━━━ Data for the task ━━━
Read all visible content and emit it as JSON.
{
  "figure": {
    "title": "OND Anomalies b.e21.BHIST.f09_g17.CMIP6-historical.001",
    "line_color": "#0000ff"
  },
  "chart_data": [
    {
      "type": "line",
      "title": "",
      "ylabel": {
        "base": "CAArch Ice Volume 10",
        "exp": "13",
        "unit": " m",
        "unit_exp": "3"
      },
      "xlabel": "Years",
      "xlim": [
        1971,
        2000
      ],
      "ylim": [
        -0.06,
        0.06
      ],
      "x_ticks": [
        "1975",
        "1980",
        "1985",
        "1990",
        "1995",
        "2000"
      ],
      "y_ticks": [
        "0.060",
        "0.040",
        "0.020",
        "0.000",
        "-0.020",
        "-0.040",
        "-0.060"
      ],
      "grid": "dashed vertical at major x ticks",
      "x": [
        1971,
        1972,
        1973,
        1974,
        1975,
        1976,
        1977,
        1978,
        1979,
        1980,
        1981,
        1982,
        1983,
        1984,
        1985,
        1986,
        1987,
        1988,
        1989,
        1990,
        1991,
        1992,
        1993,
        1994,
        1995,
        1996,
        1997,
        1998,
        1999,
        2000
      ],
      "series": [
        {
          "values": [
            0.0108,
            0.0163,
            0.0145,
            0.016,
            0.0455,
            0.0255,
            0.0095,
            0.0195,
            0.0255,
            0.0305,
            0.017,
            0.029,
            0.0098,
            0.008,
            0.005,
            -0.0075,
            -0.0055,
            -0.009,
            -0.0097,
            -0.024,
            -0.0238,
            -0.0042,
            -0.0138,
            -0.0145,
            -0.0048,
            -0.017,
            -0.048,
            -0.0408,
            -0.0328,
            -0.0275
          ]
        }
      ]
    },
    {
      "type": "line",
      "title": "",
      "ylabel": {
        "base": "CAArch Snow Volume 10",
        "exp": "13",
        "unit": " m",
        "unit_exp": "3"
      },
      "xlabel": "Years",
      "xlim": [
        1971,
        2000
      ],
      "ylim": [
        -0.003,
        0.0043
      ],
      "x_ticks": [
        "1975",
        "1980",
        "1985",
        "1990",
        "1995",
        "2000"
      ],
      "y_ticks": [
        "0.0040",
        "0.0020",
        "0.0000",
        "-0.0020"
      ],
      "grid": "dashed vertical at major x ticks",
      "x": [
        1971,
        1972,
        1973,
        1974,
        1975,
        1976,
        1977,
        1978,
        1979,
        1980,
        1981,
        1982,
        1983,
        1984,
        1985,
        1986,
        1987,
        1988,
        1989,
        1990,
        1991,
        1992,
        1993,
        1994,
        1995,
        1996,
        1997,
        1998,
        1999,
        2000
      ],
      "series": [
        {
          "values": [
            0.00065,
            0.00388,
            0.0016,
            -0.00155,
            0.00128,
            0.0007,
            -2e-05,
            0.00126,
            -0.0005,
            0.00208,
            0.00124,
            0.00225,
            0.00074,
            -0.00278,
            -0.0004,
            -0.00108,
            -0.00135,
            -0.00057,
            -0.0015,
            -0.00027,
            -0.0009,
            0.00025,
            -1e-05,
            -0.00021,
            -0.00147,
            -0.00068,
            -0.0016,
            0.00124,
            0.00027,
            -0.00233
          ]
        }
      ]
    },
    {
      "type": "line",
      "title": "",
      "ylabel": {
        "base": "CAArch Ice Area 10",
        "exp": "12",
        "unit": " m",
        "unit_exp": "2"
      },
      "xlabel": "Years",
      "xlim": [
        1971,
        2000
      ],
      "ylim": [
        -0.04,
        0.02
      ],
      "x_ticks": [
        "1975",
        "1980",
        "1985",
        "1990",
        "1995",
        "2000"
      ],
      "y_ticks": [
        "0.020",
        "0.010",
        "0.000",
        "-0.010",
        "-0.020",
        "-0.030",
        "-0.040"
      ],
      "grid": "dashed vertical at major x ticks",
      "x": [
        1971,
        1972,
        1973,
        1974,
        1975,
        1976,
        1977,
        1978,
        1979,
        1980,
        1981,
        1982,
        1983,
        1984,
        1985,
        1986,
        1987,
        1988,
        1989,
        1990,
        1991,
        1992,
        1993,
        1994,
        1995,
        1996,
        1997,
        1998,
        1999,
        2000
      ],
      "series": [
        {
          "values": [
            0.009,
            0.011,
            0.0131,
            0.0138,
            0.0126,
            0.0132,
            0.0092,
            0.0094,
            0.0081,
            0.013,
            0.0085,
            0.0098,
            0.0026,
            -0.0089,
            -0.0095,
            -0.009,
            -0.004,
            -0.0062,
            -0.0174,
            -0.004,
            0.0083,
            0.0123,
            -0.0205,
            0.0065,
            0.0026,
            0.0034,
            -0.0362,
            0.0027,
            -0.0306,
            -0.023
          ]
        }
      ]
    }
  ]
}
━━━
(The exercise): Go through the material above line by line and copy it exactly.

(Result below):
Read all visible content and emit it as JSON.
{
  "figure": {
    "title": "OND Anomalies b.e21.BHIST.f09_g17.CMIP6-historical.001",
    "line_color": "#0000ff"
  },
  "chart_data": [
    {
      "type": "line",
      "title": "",
      "ylabel": {
        "base": "CAArch Ice Volume 10",
        "exp": "13",
        "unit": " m",
        "unit_exp": "3"
      },
      "xlabel": "Years",
      "xlim": [
        1971,
        2000
      ],
      "ylim": [
        -0.06,
        0.06
      ],
      "x_ticks": [
        "1975",
        "1980",
        "1985",
        "1990",
        "1995",
        "2000"
      ],
      "y_ticks": [
        "0.060",
        "0.040",
        "0.020",
        "0.000",
        "-0.020",
        "-0.040",
        "-0.060"
      ],
      "grid": "dashed vertical at major x ticks",
      "x": [
        1971,
        1972,
        1973,
        1974,
        1975,
        1976,
        1977,
        1978,
        1979,
        1980,
        1981,
        1982,
        1983,
        1984,
        1985,
        1986,
        1987,
        1988,
        1989,
        1990,
        1991,
        1992,
        1993,
        1994,
        1995,
        1996,
        1997,
        1998,
        1999,
        2000
      ],
      "series": [
        {
          "values": [
            0.0108,
            0.0163,
            0.0145,
            0.016,
            0.0455,
            0.0255,
            0.0095,
            0.0195,
            0.0255,
            0.0305,
            0.017,
            0.029,
            0.0098,
            0.008,
            0.005,
            -0.0075,
            -0.0055,
            -0.009,
            -0.0097,
            -0.024,
            -0.0238,
            -0.0042,
            -0.0138,
            -0.0145,
            -0.0048,
            -0.017,
            -0.048,
            -0.0408,
            -0.0328,
            -0.0275
          ]
        }
      ]
    },
    {
      "type": "line",
      "title": "",
      "ylabel": {
        "base": "CAArch Snow Volume 10",
        "exp": "13",
        "unit": " m",
        "unit_exp": "3"
      },
      "xlabel": "Years",
      "xlim": [
        1971,
        2000
      ],
      "ylim": [
        -0.003,
        0.0043
      ],
      "x_ticks": [
        "1975",
        "1980",
        "1985",
        "1990",
        "1995",
        "2000"
      ],
      "y_ticks": [
        "0.0040",
        "0.0020",
        "0.0000",
        "-0.0020"
      ],
      "grid": "dashed vertical at major x ticks",
      "x": [
        1971,
        1972,
        1973,
        1974,
        1975,
        1976,
        1977,
        1978,
        1979,
        1980,
        1981,
        1982,
        1983,
        1984,
        1985,
        1986,
        1987,
        1988,
        1989,
        1990,
        1991,
        1992,
        1993,
        1994,
        1995,
        1996,
        1997,
        1998,
        1999,
        2000
      ],
      "series": [
        {
          "values": [
            0.00065,
            0.00388,
            0.0016,
            -0.00155,
            0.00128,
            0.0007,
            -2e-05,
            0.00126,
            -0.0005,
            0.00208,
            0.00124,
            0.00225,
            0.00074,
            -0.00278,
            -0.0004,
            -0.00108,
            -0.00135,
            -0.00057,
            -0.0015,
            -0.00027,
            -0.0009,
            0.00025,
            -1e-05,
            -0.00021,
            -0.00147,
            -0.00068,
            -0.0016,
            0.00124,
            0.00027,
            -0.00233
          ]
        }
      ]
    },
    {
      "type": "line",
      "title": "",
      "ylabel": {
        "base": "CAArch Ice Area 10",
        "exp": "12",
        "unit": " m",
        "unit_exp": "2"
      },
      "xlabel": "Years",
      "xlim": [
        1971,
        2000
      ],
      "ylim": [
        -0.04,
        0.02
      ],
      "x_ticks": [
        "1975",
        "1980",
        "1985",
        "1990",
        "1995",
        "2000"
      ],
      "y_ticks": [
        "0.020",
        "0.010",
        "0.000",
        "-0.010",
        "-0.020",
        "-0.030",
        "-0.040"
      ],
      "grid": "dashed vertical at major x ticks",
      "x": [
        1971,
        1972,
        1973,
        1974,
        1975,
        1976,
        1977,
        1978,
        1979,
        1980,
        1981,
        1982,
        1983,
        1984,
        1985,
        1986,
        1987,
        1988,
        1989,
        1990,
        1991,
        1992,
        1993,
        1994,
        1995,
        1996,
        1997,
        1998,
        1999,
        2000
      ],
      "series": [
        {
          "values": [
            0.009,
            0.011,
            0.0131,
            0.0138,
            0.0126,
            0.0132,
            0.0092,
            0.0094,
            0.0081,
            0.013,
            0.0085,
            0.0098,
            0.0026,
            -0.0089,
            -0.0095,
            -0.009,
            -0.004,
            -0.0062,
            -0.0174,
            -0.004,
            0.0083,
            0.0123,
            -0.0205,
            0.0065,
            0.0026,
            0.0034,
            -0.0362,
            0.0027,
            -0.0306,
            -0.023
          ]
        }
      ]
    }
  ]
}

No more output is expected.